**The request**. Copy all the data exactly, except the pictures.
========================================================================
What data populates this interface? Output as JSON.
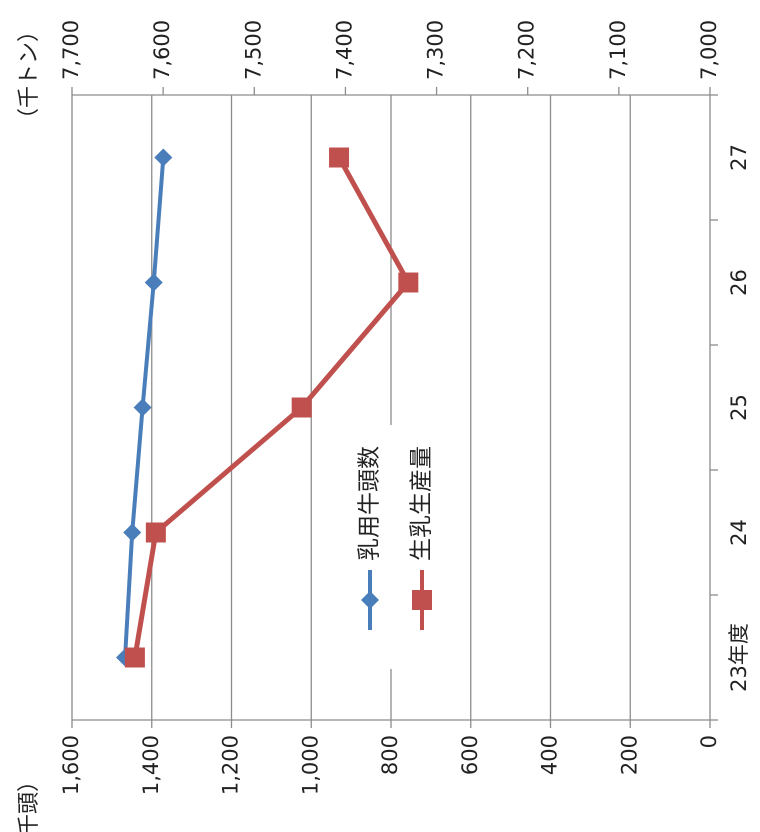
{
  "chart_data": {
    "type": "line",
    "orientation": "rotated-90-clockwise",
    "categories": [
      "23年度",
      "24",
      "25",
      "26",
      "27"
    ],
    "series": [
      {
        "name": "乳用牛頭数",
        "axis": "primary",
        "color": "#4A7EBB",
        "marker": "diamond",
        "values": [
          1467,
          1449,
          1423,
          1395,
          1371
        ]
      },
      {
        "name": "生乳生産量",
        "axis": "secondary",
        "color": "#C0504D",
        "marker": "square",
        "values": [
          7631,
          7608,
          7448,
          7331,
          7407
        ]
      }
    ],
    "primary_axis": {
      "unit_label": "（千頭）",
      "range": [
        0,
        1600
      ],
      "ticks": [
        "0",
        "200",
        "400",
        "600",
        "800",
        "1,000",
        "1,200",
        "1,400",
        "1,600"
      ]
    },
    "secondary_axis": {
      "unit_label": "（千トン）",
      "range": [
        7000,
        7700
      ],
      "reversed": true,
      "ticks": [
        "7,000",
        "7,100",
        "7,200",
        "7,300",
        "7,400",
        "7,500",
        "7,600",
        "7,700"
      ]
    },
    "gridlines": true,
    "legend_position": "center"
  }
}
========================================================================
**Correct result**.
What data populates this interface? Output as JSON.
{
  "chart_data": {
    "type": "line",
    "orientation": "rotated-90-clockwise",
    "categories": [
      "23年度",
      "24",
      "25",
      "26",
      "27"
    ],
    "series": [
      {
        "name": "乳用牛頭数",
        "axis": "primary",
        "color": "#4A7EBB",
        "marker": "diamond",
        "values": [
          1467,
          1449,
          1423,
          1395,
          1371
        ]
      },
      {
        "name": "生乳生産量",
        "axis": "secondary",
        "color": "#C0504D",
        "marker": "square",
        "values": [
          7631,
          7608,
          7448,
          7331,
          7407
        ]
      }
    ],
    "primary_axis": {
      "unit_label": "（千頭）",
      "range": [
        0,
        1600
      ],
      "ticks": [
        "0",
        "200",
        "400",
        "600",
        "800",
        "1,000",
        "1,200",
        "1,400",
        "1,600"
      ]
    },
    "secondary_axis": {
      "unit_label": "（千トン）",
      "range": [
        7000,
        7700
      ],
      "reversed": true,
      "ticks": [
        "7,000",
        "7,100",
        "7,200",
        "7,300",
        "7,400",
        "7,500",
        "7,600",
        "7,700"
      ]
    },
    "gridlines": true,
    "legend_position": "center"
  }
}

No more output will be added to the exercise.